What this task involves → Every line of the records must be repeated exactly; pictures stay out.
* * *
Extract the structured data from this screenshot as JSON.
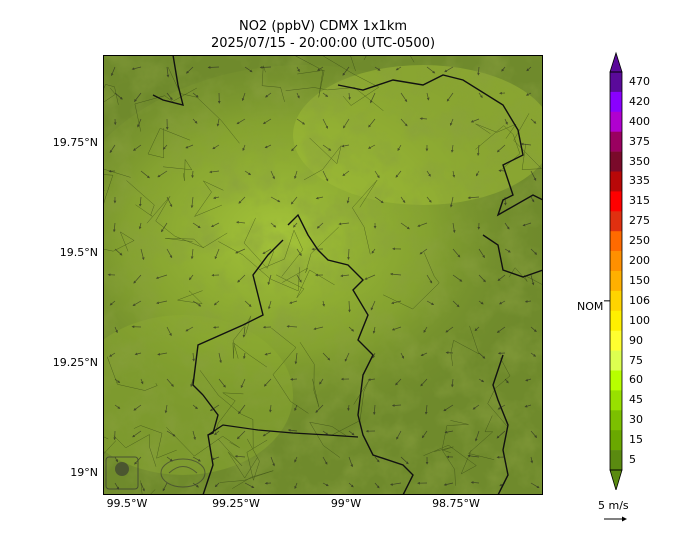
{
  "title": {
    "line1": "NO2 (ppbV) CDMX 1x1km",
    "line2": "2025/07/15 - 20:00:00 (UTC-0500)"
  },
  "axes": {
    "y_ticks": [
      "19.75°N",
      "19.5°N",
      "19.25°N",
      "19°N"
    ],
    "x_ticks": [
      "99.5°W",
      "99.25°W",
      "99°W",
      "98.75°W"
    ]
  },
  "colorbar": {
    "labels": [
      "470",
      "420",
      "400",
      "375",
      "350",
      "335",
      "315",
      "275",
      "250",
      "200",
      "150",
      "106",
      "100",
      "90",
      "75",
      "60",
      "45",
      "30",
      "15",
      "5"
    ],
    "colors": [
      "#5a0a9a",
      "#8a00ff",
      "#b000d0",
      "#9a0060",
      "#7a0a2a",
      "#b80808",
      "#ff0000",
      "#e03010",
      "#ff6a00",
      "#ff9000",
      "#ffb000",
      "#ffd400",
      "#fff000",
      "#ffff30",
      "#ddff50",
      "#b8ff00",
      "#98e000",
      "#7cc000",
      "#6aa800",
      "#5a8a10"
    ],
    "nom_label": "NOM",
    "nom_value": 106
  },
  "wind_legend": {
    "label": "5 m/s"
  },
  "palette": {
    "map_base": "#6f8a2c",
    "map_light": "#a9c23a",
    "boundary": "#111111"
  }
}
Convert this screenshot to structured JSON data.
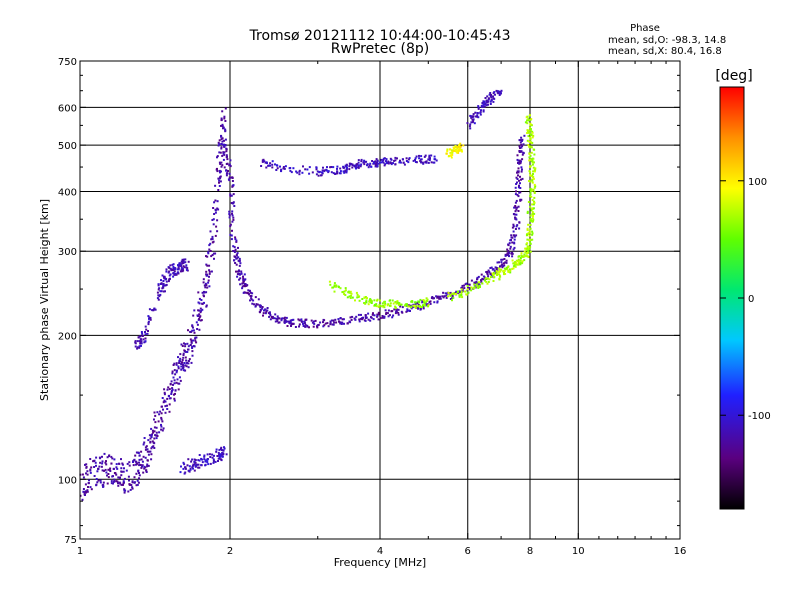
* * *
Solution below →
Extract the structured data from this screenshot as JSON.
{
  "title": {
    "line1": "NO2 (ppbV) CDMX 1x1km",
    "line2": "2025/07/15 - 20:00:00 (UTC-0500)"
  },
  "axes": {
    "y_ticks": [
      "19.75°N",
      "19.5°N",
      "19.25°N",
      "19°N"
    ],
    "x_ticks": [
      "99.5°W",
      "99.25°W",
      "99°W",
      "98.75°W"
    ]
  },
  "colorbar": {
    "labels": [
      "470",
      "420",
      "400",
      "375",
      "350",
      "335",
      "315",
      "275",
      "250",
      "200",
      "150",
      "106",
      "100",
      "90",
      "75",
      "60",
      "45",
      "30",
      "15",
      "5"
    ],
    "colors": [
      "#5a0a9a",
      "#8a00ff",
      "#b000d0",
      "#9a0060",
      "#7a0a2a",
      "#b80808",
      "#ff0000",
      "#e03010",
      "#ff6a00",
      "#ff9000",
      "#ffb000",
      "#ffd400",
      "#fff000",
      "#ffff30",
      "#ddff50",
      "#b8ff00",
      "#98e000",
      "#7cc000",
      "#6aa800",
      "#5a8a10"
    ],
    "nom_label": "NOM",
    "nom_value": 106
  },
  "wind_legend": {
    "label": "5 m/s"
  },
  "palette": {
    "map_base": "#6f8a2c",
    "map_light": "#a9c23a",
    "boundary": "#111111"
  }
}
Convert this screenshot to structured JSON data.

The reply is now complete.